■ **Records provided**
+--

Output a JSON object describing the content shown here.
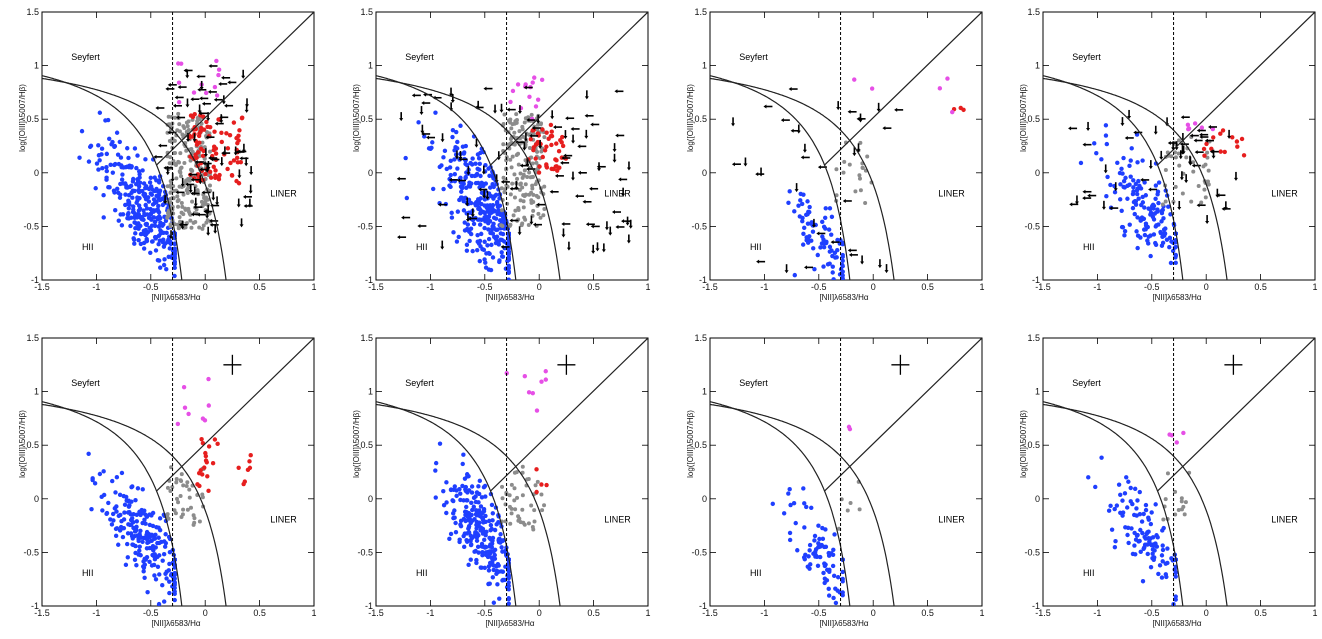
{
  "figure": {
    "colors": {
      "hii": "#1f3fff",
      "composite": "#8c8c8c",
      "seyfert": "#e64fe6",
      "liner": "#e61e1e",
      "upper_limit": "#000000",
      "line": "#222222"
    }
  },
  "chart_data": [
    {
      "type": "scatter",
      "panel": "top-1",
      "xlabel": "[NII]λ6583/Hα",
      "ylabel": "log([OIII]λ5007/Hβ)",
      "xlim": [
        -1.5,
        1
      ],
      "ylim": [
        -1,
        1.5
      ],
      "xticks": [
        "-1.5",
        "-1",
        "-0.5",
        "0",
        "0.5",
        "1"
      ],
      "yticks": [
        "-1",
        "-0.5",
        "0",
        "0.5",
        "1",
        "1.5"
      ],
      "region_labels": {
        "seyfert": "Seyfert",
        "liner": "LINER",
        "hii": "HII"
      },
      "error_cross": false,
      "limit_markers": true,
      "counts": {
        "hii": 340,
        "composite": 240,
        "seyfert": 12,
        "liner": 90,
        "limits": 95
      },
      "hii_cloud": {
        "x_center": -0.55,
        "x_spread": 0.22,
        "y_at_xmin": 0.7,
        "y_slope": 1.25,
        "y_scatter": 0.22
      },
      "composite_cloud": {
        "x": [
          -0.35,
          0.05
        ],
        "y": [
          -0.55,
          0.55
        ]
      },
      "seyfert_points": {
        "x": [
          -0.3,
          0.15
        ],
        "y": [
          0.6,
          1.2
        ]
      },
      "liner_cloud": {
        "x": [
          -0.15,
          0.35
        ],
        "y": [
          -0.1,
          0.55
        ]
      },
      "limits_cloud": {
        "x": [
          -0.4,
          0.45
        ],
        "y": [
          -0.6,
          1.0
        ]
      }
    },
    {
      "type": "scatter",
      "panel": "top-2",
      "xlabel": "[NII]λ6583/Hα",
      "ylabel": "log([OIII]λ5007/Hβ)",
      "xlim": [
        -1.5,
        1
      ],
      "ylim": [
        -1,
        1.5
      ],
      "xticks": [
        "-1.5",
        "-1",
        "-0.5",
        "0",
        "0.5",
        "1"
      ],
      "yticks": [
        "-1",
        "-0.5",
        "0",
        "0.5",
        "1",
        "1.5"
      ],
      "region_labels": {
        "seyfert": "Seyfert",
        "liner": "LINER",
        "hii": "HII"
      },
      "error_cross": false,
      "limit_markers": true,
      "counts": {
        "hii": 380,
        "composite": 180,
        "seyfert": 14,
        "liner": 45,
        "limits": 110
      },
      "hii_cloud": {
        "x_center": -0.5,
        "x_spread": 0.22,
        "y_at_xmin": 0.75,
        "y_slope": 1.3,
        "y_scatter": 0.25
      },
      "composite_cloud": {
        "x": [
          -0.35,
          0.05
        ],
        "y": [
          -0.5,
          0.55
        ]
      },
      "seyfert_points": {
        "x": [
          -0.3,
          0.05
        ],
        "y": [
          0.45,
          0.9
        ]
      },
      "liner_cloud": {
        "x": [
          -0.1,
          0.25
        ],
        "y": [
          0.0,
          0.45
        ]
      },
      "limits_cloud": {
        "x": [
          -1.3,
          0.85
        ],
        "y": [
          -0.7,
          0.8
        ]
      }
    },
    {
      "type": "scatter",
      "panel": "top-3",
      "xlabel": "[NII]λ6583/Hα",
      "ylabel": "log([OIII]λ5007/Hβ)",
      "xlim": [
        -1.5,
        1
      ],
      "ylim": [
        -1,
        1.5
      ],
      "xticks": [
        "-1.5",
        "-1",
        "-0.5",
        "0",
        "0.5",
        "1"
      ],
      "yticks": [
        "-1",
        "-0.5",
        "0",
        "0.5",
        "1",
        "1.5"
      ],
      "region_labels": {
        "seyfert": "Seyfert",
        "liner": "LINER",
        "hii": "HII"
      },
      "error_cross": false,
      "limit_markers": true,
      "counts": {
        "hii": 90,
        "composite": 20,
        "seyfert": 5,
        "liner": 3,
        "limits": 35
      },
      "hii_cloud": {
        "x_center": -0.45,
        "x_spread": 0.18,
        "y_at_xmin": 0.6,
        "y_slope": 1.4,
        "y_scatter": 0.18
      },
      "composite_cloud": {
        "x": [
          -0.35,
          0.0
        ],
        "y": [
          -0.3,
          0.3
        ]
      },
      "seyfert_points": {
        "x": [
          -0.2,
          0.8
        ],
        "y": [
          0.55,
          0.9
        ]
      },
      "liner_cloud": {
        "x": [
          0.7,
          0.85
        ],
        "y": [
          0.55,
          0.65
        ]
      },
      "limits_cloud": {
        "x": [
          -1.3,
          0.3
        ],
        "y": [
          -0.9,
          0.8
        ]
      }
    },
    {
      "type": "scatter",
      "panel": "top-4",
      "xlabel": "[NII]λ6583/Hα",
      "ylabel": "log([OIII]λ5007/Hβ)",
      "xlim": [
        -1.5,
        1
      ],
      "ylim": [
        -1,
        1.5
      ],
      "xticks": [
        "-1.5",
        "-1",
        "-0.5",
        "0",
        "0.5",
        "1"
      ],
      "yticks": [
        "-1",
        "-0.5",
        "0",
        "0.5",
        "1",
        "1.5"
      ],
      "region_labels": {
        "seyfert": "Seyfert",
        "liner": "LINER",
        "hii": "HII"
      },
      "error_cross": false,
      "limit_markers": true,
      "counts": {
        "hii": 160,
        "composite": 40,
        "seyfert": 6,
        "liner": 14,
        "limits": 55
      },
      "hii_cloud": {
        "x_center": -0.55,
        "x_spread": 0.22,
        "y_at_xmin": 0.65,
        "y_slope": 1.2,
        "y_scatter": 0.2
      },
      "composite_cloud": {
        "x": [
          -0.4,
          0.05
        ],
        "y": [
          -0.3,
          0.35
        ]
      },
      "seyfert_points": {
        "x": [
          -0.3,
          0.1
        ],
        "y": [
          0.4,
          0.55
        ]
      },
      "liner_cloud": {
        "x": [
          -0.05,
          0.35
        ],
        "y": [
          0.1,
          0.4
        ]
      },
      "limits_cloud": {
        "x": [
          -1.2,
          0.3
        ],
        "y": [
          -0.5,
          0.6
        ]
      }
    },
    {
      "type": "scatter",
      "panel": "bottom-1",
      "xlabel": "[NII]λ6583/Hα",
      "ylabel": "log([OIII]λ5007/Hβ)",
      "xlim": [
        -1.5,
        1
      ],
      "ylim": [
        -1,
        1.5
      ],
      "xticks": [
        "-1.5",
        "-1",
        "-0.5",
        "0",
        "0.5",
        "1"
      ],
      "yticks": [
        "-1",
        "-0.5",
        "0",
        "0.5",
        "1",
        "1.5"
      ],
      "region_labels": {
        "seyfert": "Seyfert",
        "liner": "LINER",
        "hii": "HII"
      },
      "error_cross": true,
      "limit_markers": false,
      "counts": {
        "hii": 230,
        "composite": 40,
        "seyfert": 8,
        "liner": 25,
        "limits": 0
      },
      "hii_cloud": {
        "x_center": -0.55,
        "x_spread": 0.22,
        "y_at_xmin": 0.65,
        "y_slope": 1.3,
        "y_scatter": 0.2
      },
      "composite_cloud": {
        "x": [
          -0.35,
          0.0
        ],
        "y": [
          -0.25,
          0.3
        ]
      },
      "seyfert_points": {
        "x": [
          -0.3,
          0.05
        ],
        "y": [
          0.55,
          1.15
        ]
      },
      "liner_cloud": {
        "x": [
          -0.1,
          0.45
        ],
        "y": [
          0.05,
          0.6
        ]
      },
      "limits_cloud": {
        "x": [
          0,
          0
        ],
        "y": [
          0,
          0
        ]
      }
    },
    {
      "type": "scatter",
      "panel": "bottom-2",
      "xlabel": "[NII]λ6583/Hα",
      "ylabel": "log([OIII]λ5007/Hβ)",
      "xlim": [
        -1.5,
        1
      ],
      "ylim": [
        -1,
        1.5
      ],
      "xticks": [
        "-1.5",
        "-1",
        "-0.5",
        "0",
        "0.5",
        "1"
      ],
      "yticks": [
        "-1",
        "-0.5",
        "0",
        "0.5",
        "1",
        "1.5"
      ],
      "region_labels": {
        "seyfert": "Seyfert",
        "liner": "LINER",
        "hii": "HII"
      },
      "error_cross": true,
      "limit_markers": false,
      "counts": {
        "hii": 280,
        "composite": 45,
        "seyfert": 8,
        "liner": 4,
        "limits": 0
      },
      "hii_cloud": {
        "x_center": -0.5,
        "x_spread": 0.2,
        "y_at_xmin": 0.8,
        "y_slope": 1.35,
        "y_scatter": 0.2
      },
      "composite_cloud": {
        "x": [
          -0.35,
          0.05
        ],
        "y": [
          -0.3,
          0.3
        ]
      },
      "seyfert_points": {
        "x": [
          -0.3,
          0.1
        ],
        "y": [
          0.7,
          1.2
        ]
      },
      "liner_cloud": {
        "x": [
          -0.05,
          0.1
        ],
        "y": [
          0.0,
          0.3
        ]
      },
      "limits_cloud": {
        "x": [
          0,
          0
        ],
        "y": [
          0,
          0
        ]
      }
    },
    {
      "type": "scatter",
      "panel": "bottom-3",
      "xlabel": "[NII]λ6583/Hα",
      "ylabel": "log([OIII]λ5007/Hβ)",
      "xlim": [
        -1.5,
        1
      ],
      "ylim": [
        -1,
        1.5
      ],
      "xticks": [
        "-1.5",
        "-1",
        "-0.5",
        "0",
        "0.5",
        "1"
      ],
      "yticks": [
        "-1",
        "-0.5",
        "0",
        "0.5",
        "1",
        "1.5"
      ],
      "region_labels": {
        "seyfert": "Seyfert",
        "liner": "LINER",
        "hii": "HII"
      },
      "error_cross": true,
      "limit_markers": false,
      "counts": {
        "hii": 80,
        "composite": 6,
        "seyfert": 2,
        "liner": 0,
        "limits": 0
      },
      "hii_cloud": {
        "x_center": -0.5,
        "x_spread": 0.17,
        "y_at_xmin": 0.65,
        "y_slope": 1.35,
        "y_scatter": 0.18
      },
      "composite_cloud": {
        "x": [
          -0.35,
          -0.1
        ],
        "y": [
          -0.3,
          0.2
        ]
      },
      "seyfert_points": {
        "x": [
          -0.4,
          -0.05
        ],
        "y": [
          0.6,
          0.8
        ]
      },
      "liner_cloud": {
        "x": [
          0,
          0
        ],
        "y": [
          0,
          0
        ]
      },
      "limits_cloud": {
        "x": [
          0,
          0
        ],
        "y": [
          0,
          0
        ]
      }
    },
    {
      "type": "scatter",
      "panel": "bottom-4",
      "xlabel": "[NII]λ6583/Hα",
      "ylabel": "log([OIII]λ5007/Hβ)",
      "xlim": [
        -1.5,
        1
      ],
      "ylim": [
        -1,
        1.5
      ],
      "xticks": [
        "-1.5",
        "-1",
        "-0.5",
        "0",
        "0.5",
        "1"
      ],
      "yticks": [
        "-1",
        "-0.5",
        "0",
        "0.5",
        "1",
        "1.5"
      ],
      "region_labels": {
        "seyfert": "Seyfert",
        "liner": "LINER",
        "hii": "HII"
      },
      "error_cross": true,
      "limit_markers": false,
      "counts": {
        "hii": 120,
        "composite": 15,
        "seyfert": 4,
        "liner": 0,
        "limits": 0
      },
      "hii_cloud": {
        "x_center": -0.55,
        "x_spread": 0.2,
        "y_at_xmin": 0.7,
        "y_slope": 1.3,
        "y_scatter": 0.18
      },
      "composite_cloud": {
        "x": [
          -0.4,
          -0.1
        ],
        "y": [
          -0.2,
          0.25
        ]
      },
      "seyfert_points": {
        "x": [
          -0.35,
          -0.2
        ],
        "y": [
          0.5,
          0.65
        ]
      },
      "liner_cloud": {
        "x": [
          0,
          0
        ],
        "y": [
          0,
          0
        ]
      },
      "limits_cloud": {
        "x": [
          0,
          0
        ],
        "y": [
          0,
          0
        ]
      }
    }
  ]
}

+--

Only a number is wanted: how many lines of the data above contain "panel"?

■ **Right answer**
8